| Problem details |
Give the stretch of items from the line containing "x-tick-label: 2015 (1000, 730, 1045, 752)" through the line containing "x-tick-label: 2005 (662, 730, 707, 752)", both included, as a numbered list with blank lines left out.

| Annotated element entries |
______

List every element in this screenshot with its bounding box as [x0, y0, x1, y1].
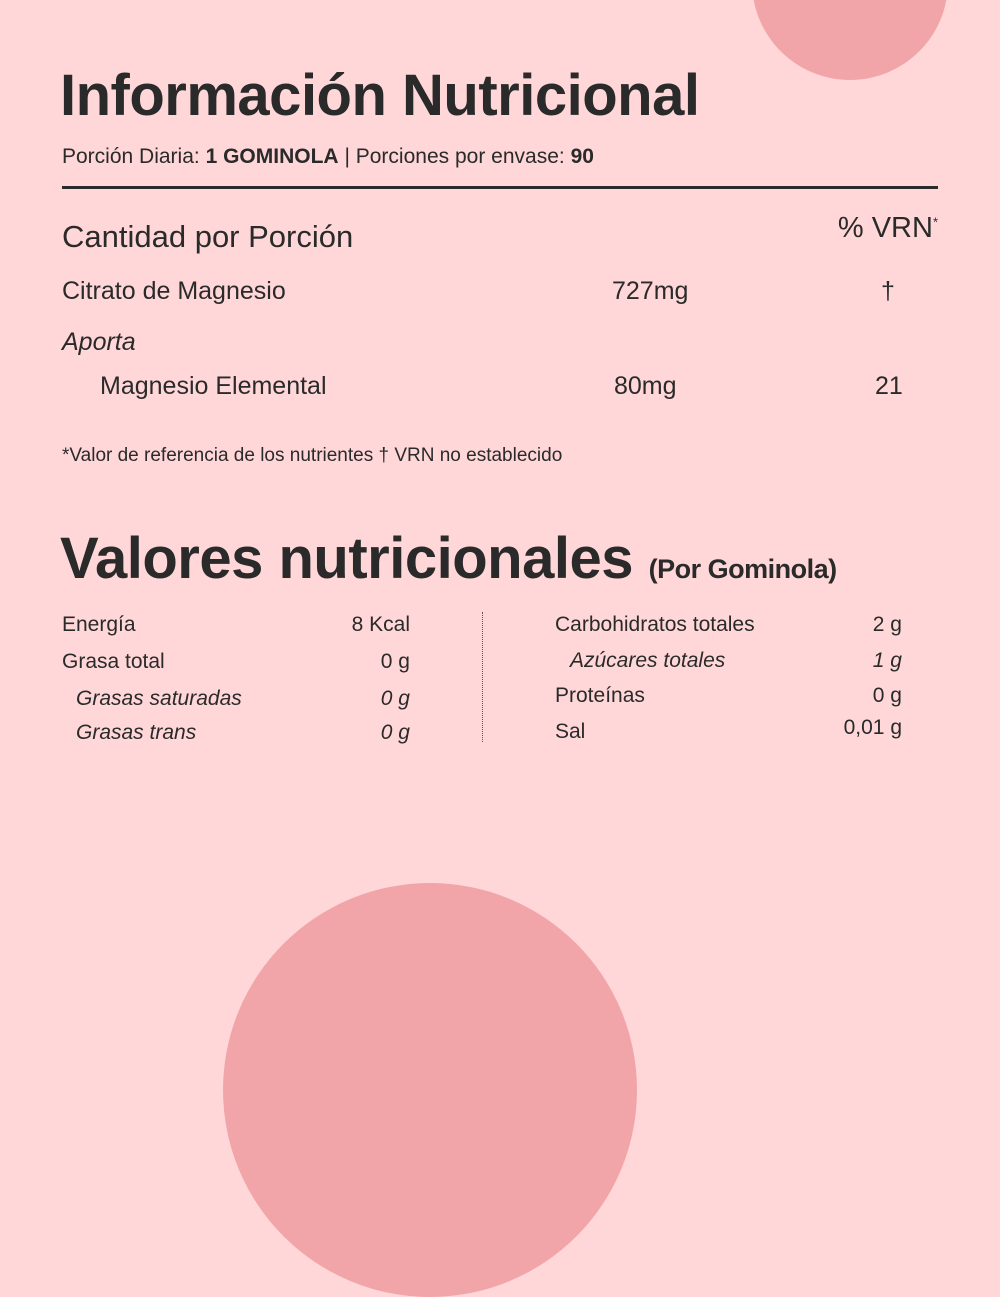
values-heading: Valores nutricionales (Por Gominola): [60, 525, 837, 592]
row-label-aporta: Aporta: [62, 328, 136, 356]
vrn-heading: % VRN*: [838, 212, 938, 245]
amount-heading: Cantidad por Porción: [62, 219, 354, 254]
row-name: Citrato de Magnesio: [62, 277, 286, 305]
nutrient-value: 1 g: [872, 649, 902, 672]
nutrient-name: Energía: [62, 613, 136, 636]
nutrient-value: 0 g: [380, 687, 410, 710]
daily-label: Porción Diaria:: [62, 145, 200, 168]
nutrient-value: 0,01 g: [843, 716, 902, 739]
vrn-heading-text: % VRN: [837, 212, 933, 244]
nutrient-name: Azúcares totales: [570, 649, 726, 672]
values-subheading: (Por Gominola): [648, 554, 838, 584]
values-heading-text: Valores nutricionales: [60, 526, 633, 591]
nutrient-name: Proteínas: [555, 684, 645, 707]
nutrient-name: Grasas trans: [76, 721, 197, 744]
daily-value: 1 GOMINOLA: [205, 145, 339, 168]
nutrient-value: 8 Kcal: [351, 613, 410, 636]
nutrient-value: 0 g: [380, 650, 410, 673]
decorative-circle-bottom: [223, 883, 637, 1297]
footnote: *Valor de referencia de los nutrientes †…: [62, 445, 563, 466]
divider: [62, 186, 938, 189]
decorative-circle-top: [752, 0, 948, 80]
vrn-asterisk: *: [932, 214, 938, 230]
row-name: Magnesio Elemental: [100, 372, 327, 400]
row-vrn: 21: [875, 372, 903, 400]
serving-info: Porción Diaria: 1 GOMINOLA | Porciones p…: [62, 145, 594, 169]
nutrient-name: Grasas saturadas: [76, 687, 242, 710]
per-pack-value: 90: [570, 145, 594, 168]
per-pack-label: Porciones por envase:: [355, 145, 565, 168]
column-divider: [482, 612, 483, 742]
row-vrn: †: [881, 277, 895, 305]
page-title: Información Nutricional: [60, 63, 700, 128]
nutrient-value: 0 g: [872, 684, 902, 707]
nutrient-name: Carbohidratos totales: [555, 613, 755, 636]
nutrient-value: 2 g: [872, 613, 902, 636]
separator: |: [344, 145, 350, 168]
row-amount: 80mg: [614, 372, 677, 400]
nutrient-name: Sal: [555, 720, 586, 743]
nutrient-name: Grasa total: [62, 650, 165, 673]
nutrient-value: 0 g: [380, 721, 410, 744]
row-amount: 727mg: [612, 277, 689, 305]
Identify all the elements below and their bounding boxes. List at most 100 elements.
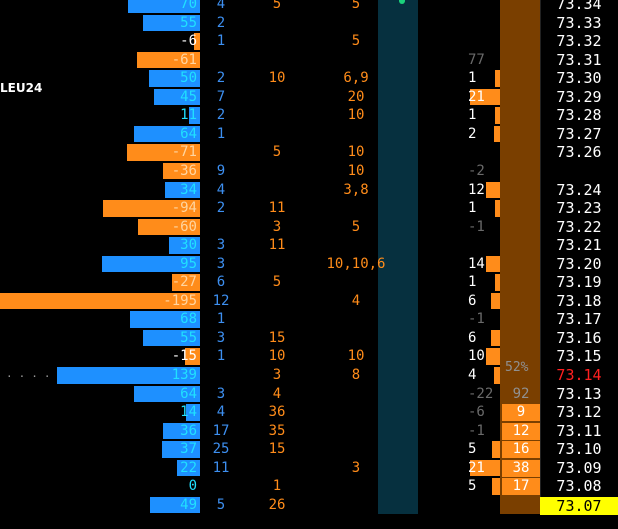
price-cell[interactable]: 73.29 [556, 87, 602, 106]
order-count-cell[interactable]: 1 [216, 33, 226, 50]
price-cell[interactable]: 73.07 [540, 496, 618, 515]
lots-cell[interactable]: 3,8 [343, 181, 369, 198]
lots-cell[interactable] [316, 477, 396, 496]
lots-cell[interactable]: 10 [347, 348, 365, 365]
order-count-cell[interactable]: 3 [216, 329, 226, 346]
lots-cell[interactable] [316, 422, 396, 441]
price-cell[interactable]: 73.20 [556, 254, 602, 273]
order-count-cell[interactable]: 25 [212, 441, 230, 458]
ladder-row[interactable]: 37 25 15 5 16 73.10 [0, 440, 618, 459]
price-cell[interactable]: 73.21 [556, 236, 602, 255]
ladder-row[interactable]: 64 1 2 73.27 [0, 125, 618, 144]
order-count-cell[interactable]: 4 [216, 0, 226, 12]
size-cell[interactable]: 5 [272, 144, 282, 161]
ladder-row[interactable]: -71 5 10 73.26 [0, 143, 618, 162]
size-cell[interactable]: 10 [268, 70, 286, 87]
lots-cell[interactable]: 5 [351, 33, 361, 50]
lots-cell[interactable] [316, 199, 396, 218]
ladder-row[interactable]: 22 11 3 21 38 73.09 [0, 459, 618, 478]
lots-cell[interactable] [316, 440, 396, 459]
lots-cell[interactable]: 10 [347, 162, 365, 179]
size-cell[interactable]: 15 [268, 441, 286, 458]
order-count-cell[interactable]: 3 [216, 237, 226, 254]
lots-cell[interactable] [316, 329, 396, 348]
price-cell[interactable]: 73.09 [556, 458, 602, 477]
size-cell[interactable]: 26 [268, 496, 286, 513]
price-cell[interactable]: 73.12 [556, 403, 602, 422]
size-cell[interactable] [262, 162, 292, 181]
size-cell[interactable]: 15 [268, 329, 286, 346]
size-cell[interactable]: 10 [268, 348, 286, 365]
order-count-cell[interactable]: 2 [216, 70, 226, 87]
size-cell[interactable]: 1 [272, 478, 282, 495]
size-cell[interactable] [262, 125, 292, 144]
lots-cell[interactable]: 10 [347, 144, 365, 161]
size-cell[interactable] [262, 51, 292, 70]
ladder-row[interactable]: -60 3 5 -1 73.22 [0, 218, 618, 237]
price-cell[interactable]: 73.13 [556, 384, 602, 403]
price-cell[interactable]: 73.27 [556, 124, 602, 143]
lots-cell[interactable]: 3 [351, 459, 361, 476]
order-count-cell[interactable]: 12 [212, 292, 230, 309]
size-cell[interactable] [262, 14, 292, 33]
order-count-cell[interactable]: 1 [216, 348, 226, 365]
price-cell[interactable]: 73.31 [556, 50, 602, 69]
order-count-cell[interactable]: 2 [216, 200, 226, 217]
price-cell[interactable]: 73.11 [556, 421, 602, 440]
size-cell[interactable]: 11 [268, 200, 286, 217]
lots-cell[interactable] [316, 14, 396, 33]
price-cell[interactable]: 73.24 [556, 180, 602, 199]
size-cell[interactable]: 5 [272, 0, 282, 12]
lots-cell[interactable]: 5 [351, 0, 361, 12]
price-cell[interactable]: 73.18 [556, 291, 602, 310]
order-count-cell[interactable]: 2 [216, 107, 226, 124]
order-count-cell[interactable]: 4 [216, 181, 226, 198]
ladder-row[interactable]: 36 17 35 -1 12 73.11 [0, 422, 618, 441]
order-count-cell[interactable]: 7 [216, 88, 226, 105]
price-cell[interactable]: 73.17 [556, 310, 602, 329]
lots-cell[interactable] [316, 310, 396, 329]
price-cell[interactable]: 73.26 [556, 143, 602, 162]
order-count-cell[interactable]: 5 [216, 496, 226, 513]
ladder-row[interactable]: -15 1 10 10 10 73.15 [0, 347, 618, 366]
order-count-cell[interactable]: 6 [216, 274, 226, 291]
ladder-row[interactable]: 95 3 10,10,6 14 73.20 [0, 255, 618, 274]
order-count-cell[interactable] [203, 218, 239, 237]
lots-cell[interactable]: 6,9 [343, 70, 369, 87]
price-cell[interactable]: 73.19 [556, 273, 602, 292]
ladder-row[interactable]: 70 4 5 5 73.34 [0, 0, 618, 14]
ladder-row[interactable]: 139 3 8 4 73.14 [0, 366, 618, 385]
price-cell[interactable]: 73.22 [556, 217, 602, 236]
ladder-row[interactable]: 45 7 20 21 73.29 [0, 88, 618, 107]
order-count-cell[interactable]: 3 [216, 385, 226, 402]
size-cell[interactable] [262, 459, 292, 478]
ladder-row[interactable]: -27 6 5 1 73.19 [0, 273, 618, 292]
lots-cell[interactable]: 4 [351, 292, 361, 309]
size-cell[interactable] [262, 88, 292, 107]
ladder-row[interactable]: 30 3 11 73.21 [0, 236, 618, 255]
lots-cell[interactable] [316, 236, 396, 255]
price-cell[interactable]: 73.08 [556, 477, 602, 496]
order-count-cell[interactable] [203, 143, 239, 162]
ladder-row[interactable]: 14 4 36 -6 9 73.12 [0, 403, 618, 422]
price-cell[interactable]: 73.23 [556, 199, 602, 218]
order-count-cell[interactable]: 1 [216, 311, 226, 328]
lots-cell[interactable] [316, 385, 396, 404]
lots-cell[interactable] [316, 403, 396, 422]
price-cell[interactable]: 73.34 [556, 0, 602, 13]
price-cell[interactable]: 73.14 [556, 366, 602, 384]
size-cell[interactable] [262, 106, 292, 125]
size-cell[interactable]: 11 [268, 237, 286, 254]
order-count-cell[interactable]: 1 [216, 125, 226, 142]
order-count-cell[interactable]: 2 [216, 14, 226, 31]
order-count-cell[interactable]: 11 [212, 459, 230, 476]
price-cell[interactable]: 73.16 [556, 328, 602, 347]
lots-cell[interactable] [316, 51, 396, 70]
price-cell[interactable]: 73.32 [556, 32, 602, 51]
ladder-row[interactable]: -36 9 10 -2 [0, 162, 618, 181]
order-count-cell[interactable] [203, 51, 239, 70]
ladder-row[interactable]: 34 4 3,8 12 73.24 [0, 181, 618, 200]
ladder-row[interactable]: 0 1 5 17 73.08 [0, 477, 618, 496]
size-cell[interactable]: 4 [272, 385, 282, 402]
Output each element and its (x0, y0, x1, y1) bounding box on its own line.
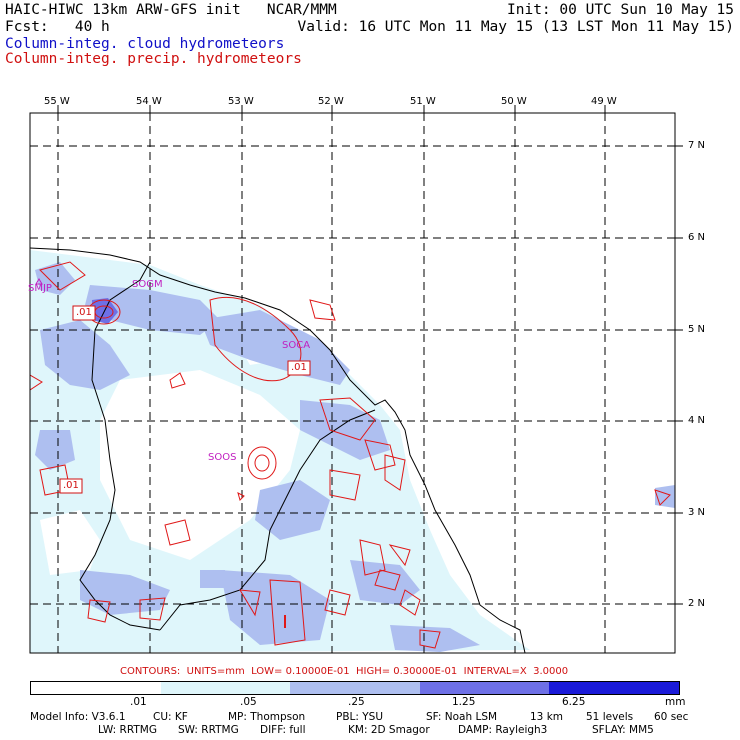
lat-label-5n: 5 N (688, 324, 706, 335)
lat-label-3n: 3 N (688, 507, 706, 518)
valid-time: Valid: 16 UTC Mon 11 May 15 (13 LST Mon … (297, 19, 735, 35)
colorbar-segment (419, 682, 550, 694)
contours-info: CONTOURS: UNITS=mm LOW= 0.10000E-01 HIGH… (120, 666, 569, 677)
colorbar-tick: 1.25 (452, 696, 476, 708)
footer-sflay: SFLAY: MM5 (592, 724, 654, 736)
footer-sf: SF: Noah LSM (426, 711, 498, 723)
lat-label-7n: 7 N (688, 140, 706, 151)
colorbar-tick: .01 (130, 696, 147, 708)
colorbar-segment (31, 682, 161, 694)
station-soca: SOCA (282, 340, 311, 351)
map-frame (29, 112, 676, 654)
colorbar-tick: .25 (348, 696, 365, 708)
footer-damp: DAMP: Rayleigh3 (458, 724, 548, 736)
init-time: Init: 00 UTC Sun 10 May 15 (507, 2, 734, 18)
footer-cu: CU: KF (153, 711, 188, 723)
colorbar-tick: 6.25 (562, 696, 586, 708)
contour-label: .01 (63, 480, 79, 491)
lat-label-2n: 2 N (688, 598, 706, 609)
contour-label: .01 (291, 362, 307, 373)
legend-cloud: Column-integ. cloud hydrometeors (5, 36, 285, 52)
colorbar-segment (290, 682, 420, 694)
lon-label-51w: 51 W (410, 96, 436, 107)
station-smjp: SMJP (28, 283, 52, 294)
legend-precip: Column-integ. precip. hydrometeors (5, 51, 302, 67)
lon-label-53w: 53 W (228, 96, 254, 107)
footer-diff: DIFF: full (260, 724, 306, 736)
lat-label-6n: 6 N (688, 232, 706, 243)
footer-lw: LW: RRTMG (98, 724, 157, 736)
colorbar-segment (549, 682, 679, 694)
lat-lon-grid (30, 113, 675, 653)
colorbar-units: mm (665, 696, 686, 708)
station-sogm: SOGM (132, 279, 163, 290)
footer-mp: MP: Thompson (228, 711, 306, 723)
coastline (30, 247, 526, 653)
colorbar-segment (160, 682, 291, 694)
colorbar (30, 681, 680, 695)
contour-label: .01 (76, 307, 92, 318)
footer-model-version: Model Info: V3.6.1 (30, 711, 126, 723)
footer-km: KM: 2D Smagor (348, 724, 430, 736)
lon-label-50w: 50 W (501, 96, 527, 107)
lon-label-55w: 55 W (44, 96, 70, 107)
footer-pbl: PBL: YSU (336, 711, 384, 723)
plot-title: HAIC-HIWC 13km ARW-GFS init NCAR/MMM (5, 2, 337, 18)
lat-label-4n: 4 N (688, 415, 706, 426)
footer-resolution: 13 km (530, 711, 564, 723)
footer-timestep: 60 sec (654, 711, 689, 723)
station-soos: SOOS (208, 452, 237, 463)
lon-label-49w: 49 W (591, 96, 617, 107)
colorbar-tick: .05 (240, 696, 257, 708)
footer-sw: SW: RRTMG (178, 724, 239, 736)
lon-label-52w: 52 W (318, 96, 344, 107)
lon-label-54w: 54 W (136, 96, 162, 107)
footer-levels: 51 levels (586, 711, 634, 723)
forecast-hour: Fcst: 40 h (5, 19, 110, 35)
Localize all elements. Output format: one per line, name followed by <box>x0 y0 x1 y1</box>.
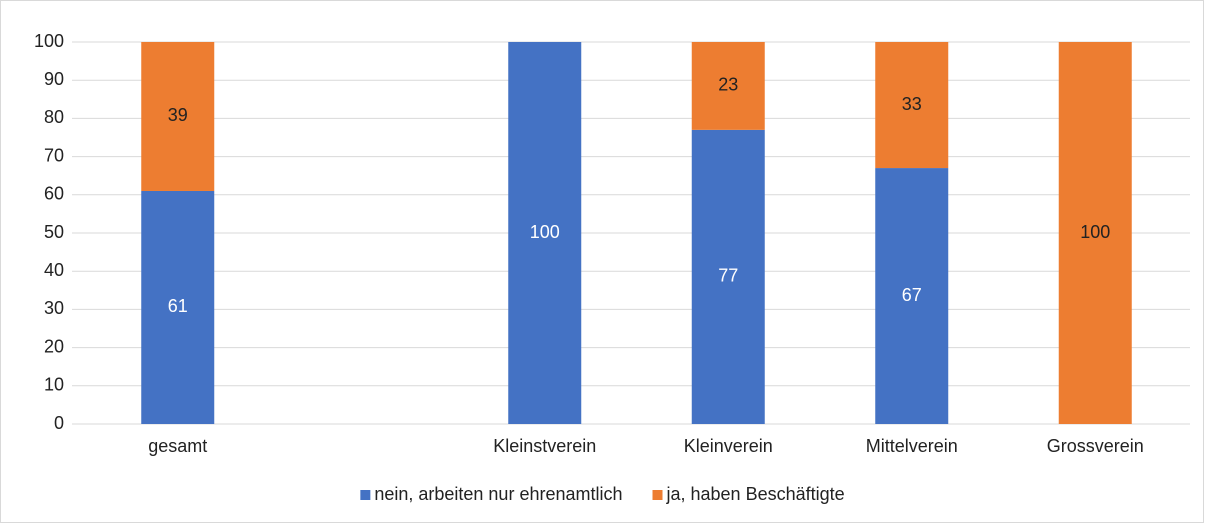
y-tick-label: 60 <box>44 184 64 204</box>
y-tick-label: 30 <box>44 298 64 318</box>
legend-label: ja, haben Beschäftigte <box>666 484 845 504</box>
y-tick-label: 80 <box>44 107 64 127</box>
data-label: 61 <box>168 296 188 316</box>
y-tick-label: 20 <box>44 336 64 356</box>
x-tick-label: Grossverein <box>1047 436 1144 456</box>
data-label: 77 <box>718 266 738 286</box>
bar-segment <box>691 129 765 425</box>
data-label: 100 <box>1080 222 1110 242</box>
legend-label: nein, arbeiten nur ehrenamtlich <box>374 484 622 504</box>
bar-segment <box>508 42 582 424</box>
bar-segment <box>691 42 765 130</box>
bar-segment <box>875 42 949 169</box>
y-tick-label: 40 <box>44 260 64 280</box>
y-tick-label: 0 <box>54 413 64 433</box>
x-tick-label: Kleinverein <box>684 436 773 456</box>
y-tick-label: 10 <box>44 375 64 395</box>
y-tick-label: 50 <box>44 222 64 242</box>
data-label: 39 <box>168 105 188 125</box>
x-tick-label: Mittelverein <box>866 436 958 456</box>
legend-swatch <box>652 490 663 500</box>
bar-segment <box>141 42 215 191</box>
bar-segment <box>141 190 215 424</box>
data-label: 33 <box>902 94 922 114</box>
x-tick-label: gesamt <box>148 436 207 456</box>
y-tick-label: 100 <box>34 31 64 51</box>
legend-swatch <box>360 490 371 500</box>
y-tick-label: 90 <box>44 69 64 89</box>
data-label: 23 <box>718 75 738 95</box>
bar-segment <box>1058 42 1132 424</box>
data-label: 100 <box>530 222 560 242</box>
y-tick-label: 70 <box>44 145 64 165</box>
x-tick-label: Kleinstverein <box>493 436 596 456</box>
data-label: 67 <box>902 285 922 305</box>
bar-segment <box>875 168 949 424</box>
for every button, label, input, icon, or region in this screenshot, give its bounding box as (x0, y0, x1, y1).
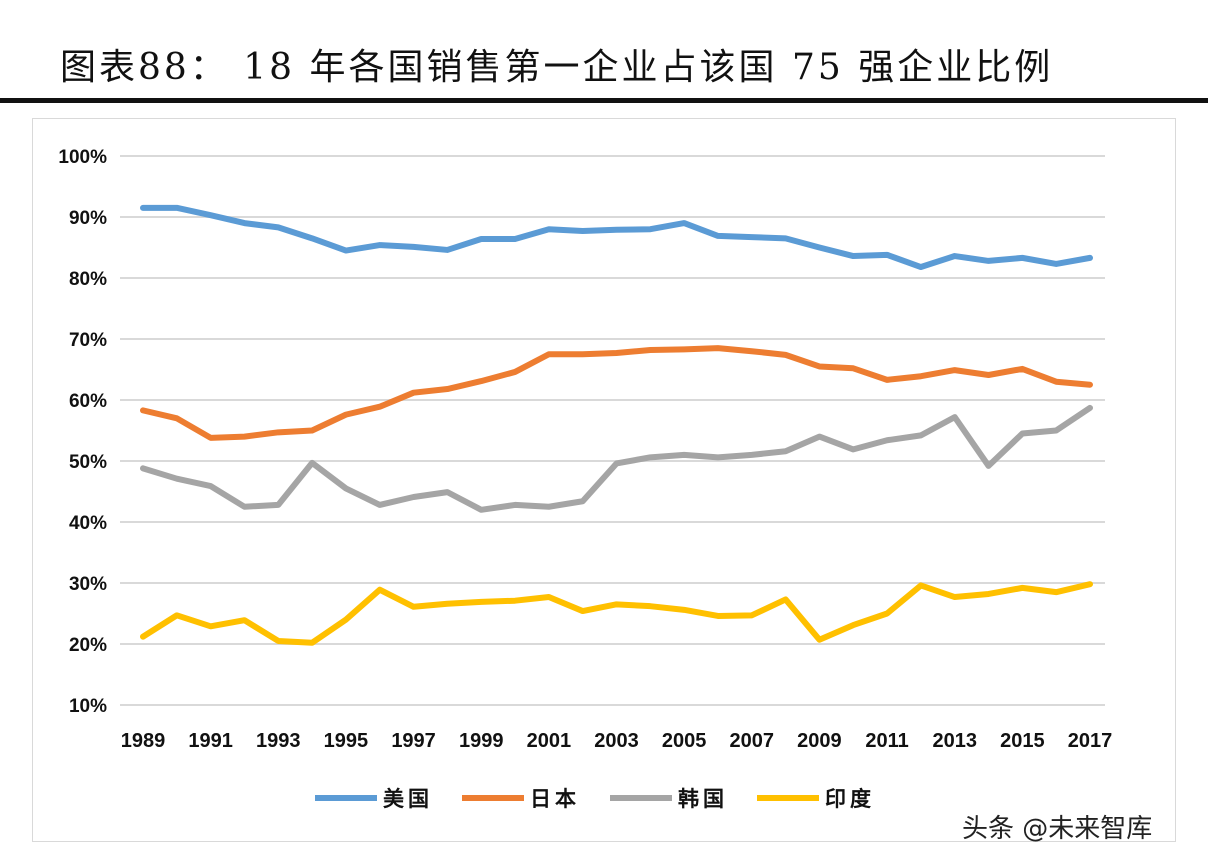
x-tick-label: 2015 (1000, 730, 1045, 752)
y-tick-label: 10% (69, 696, 107, 717)
legend-label: 印度 (825, 787, 875, 811)
y-tick-label: 90% (69, 208, 107, 229)
series-line-日本 (140, 345, 1093, 441)
x-tick-label: 1999 (459, 730, 504, 752)
y-tick-label: 80% (69, 269, 107, 290)
x-tick-label: 2005 (662, 730, 707, 752)
series-line-韩国 (140, 404, 1093, 513)
x-tick-label: 1993 (256, 730, 301, 752)
x-tick-label: 2009 (797, 730, 842, 752)
y-tick-label: 100% (58, 147, 107, 168)
x-tick-label: 2017 (1068, 730, 1113, 752)
x-tick-label: 2013 (932, 730, 977, 752)
series-line-美国 (140, 204, 1093, 271)
y-tick-label: 30% (69, 574, 107, 595)
title-rule (0, 98, 1208, 103)
legend-label: 日本 (530, 787, 580, 811)
x-tick-label: 2007 (730, 730, 775, 752)
y-tick-label: 20% (69, 635, 107, 656)
x-tick-label: 1991 (188, 730, 233, 752)
x-tick-label: 2003 (594, 730, 639, 752)
chart-title: 图表88： 18 年各国销售第一企业占该国 75 强企业比例 (60, 47, 1054, 88)
y-tick-label: 40% (69, 513, 107, 534)
y-tick-label: 60% (69, 391, 107, 412)
x-tick-label: 1997 (391, 730, 436, 752)
x-tick-label: 1989 (121, 730, 166, 752)
watermark: 头条 @未来智库 (962, 814, 1153, 844)
x-tick-label: 1995 (324, 730, 369, 752)
chart-frame (32, 118, 1176, 842)
x-tick-label: 2001 (527, 730, 572, 752)
x-tick-label: 2011 (865, 730, 908, 752)
y-tick-label: 70% (69, 330, 107, 351)
y-tick-label: 50% (69, 452, 107, 473)
series-line-印度 (140, 581, 1093, 646)
legend-label: 韩国 (678, 787, 728, 811)
legend-label: 美国 (383, 787, 433, 811)
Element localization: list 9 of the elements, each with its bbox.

______

| Problem solution |
1. x-tick-label: 2015 (1000, 730, 1045, 752)
2. y-tick-label: 10% (69, 696, 107, 717)
3. legend-label: 印度 (825, 787, 875, 811)
4. y-tick-label: 90% (69, 208, 107, 229)
5. series-line-日本 (140, 345, 1093, 441)
6. x-tick-label: 1999 (459, 730, 504, 752)
7. y-tick-label: 80% (69, 269, 107, 290)
8. x-tick-label: 2005 (662, 730, 707, 752)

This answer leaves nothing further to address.